Task details →
Write out the full set of records exactly. Any pictures in them do not belong in the copy.

Items from a dataset:
══════════

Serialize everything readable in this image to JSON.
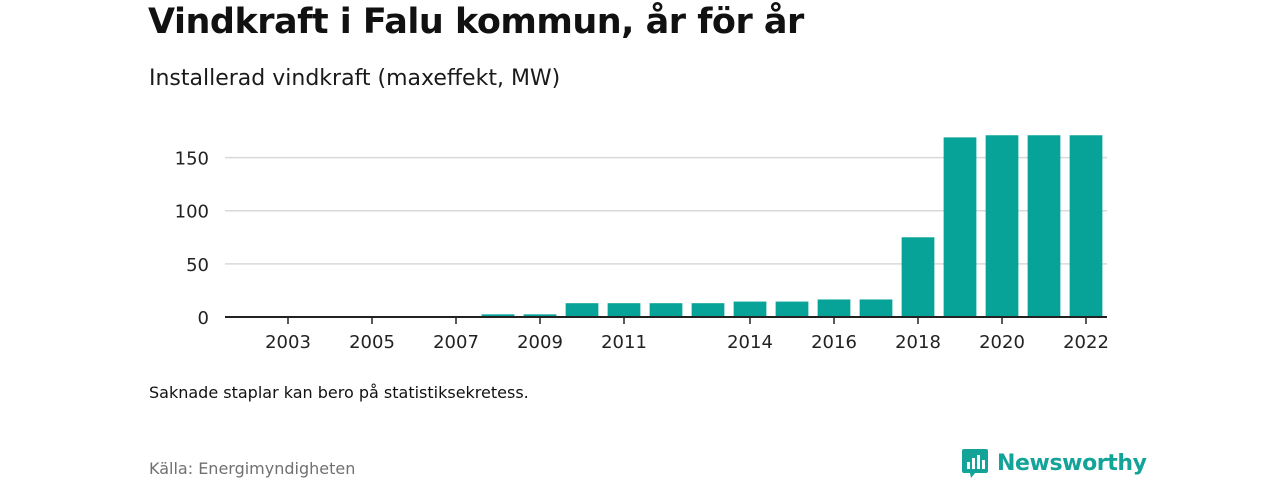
{
  "title": "Vindkraft i Falu kommun, år för år",
  "subtitle": "Installerad vindkraft (maxeffekt, MW)",
  "note": "Saknade staplar kan bero på statistiksekretess.",
  "source": "Källa: Energimyndigheten",
  "brand": {
    "name": "Newsworthy",
    "icon": "newsworthy-logo-icon",
    "color": "#13a398"
  },
  "chart_data": {
    "type": "bar",
    "categories": [
      "2002",
      "2003",
      "2004",
      "2005",
      "2006",
      "2007",
      "2008",
      "2009",
      "2010",
      "2011",
      "2012",
      "2013",
      "2014",
      "2015",
      "2016",
      "2017",
      "2018",
      "2019",
      "2020",
      "2021",
      "2022"
    ],
    "x_tick_labels": [
      "2003",
      "2005",
      "2007",
      "2009",
      "2011",
      "2014",
      "2016",
      "2018",
      "2020",
      "2022"
    ],
    "values": [
      0,
      0,
      0,
      0,
      0,
      0,
      2.5,
      2.5,
      13,
      13,
      13,
      13,
      14.5,
      14.5,
      16.5,
      16.5,
      75,
      169,
      171,
      171,
      171
    ],
    "ylim": [
      0,
      175
    ],
    "y_ticks": [
      0,
      50,
      100,
      150
    ],
    "bar_color": "#07a398",
    "grid": true
  }
}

══════════

Full output →
Serialize everything readable in this image to JSON.
{
  "title": "Vindkraft i Falu kommun, år för år",
  "subtitle": "Installerad vindkraft (maxeffekt, MW)",
  "note": "Saknade staplar kan bero på statistiksekretess.",
  "source": "Källa: Energimyndigheten",
  "brand": {
    "name": "Newsworthy",
    "icon": "newsworthy-logo-icon",
    "color": "#13a398"
  },
  "chart_data": {
    "type": "bar",
    "categories": [
      "2002",
      "2003",
      "2004",
      "2005",
      "2006",
      "2007",
      "2008",
      "2009",
      "2010",
      "2011",
      "2012",
      "2013",
      "2014",
      "2015",
      "2016",
      "2017",
      "2018",
      "2019",
      "2020",
      "2021",
      "2022"
    ],
    "x_tick_labels": [
      "2003",
      "2005",
      "2007",
      "2009",
      "2011",
      "2014",
      "2016",
      "2018",
      "2020",
      "2022"
    ],
    "values": [
      0,
      0,
      0,
      0,
      0,
      0,
      2.5,
      2.5,
      13,
      13,
      13,
      13,
      14.5,
      14.5,
      16.5,
      16.5,
      75,
      169,
      171,
      171,
      171
    ],
    "ylim": [
      0,
      175
    ],
    "y_ticks": [
      0,
      50,
      100,
      150
    ],
    "bar_color": "#07a398",
    "grid": true
  }
}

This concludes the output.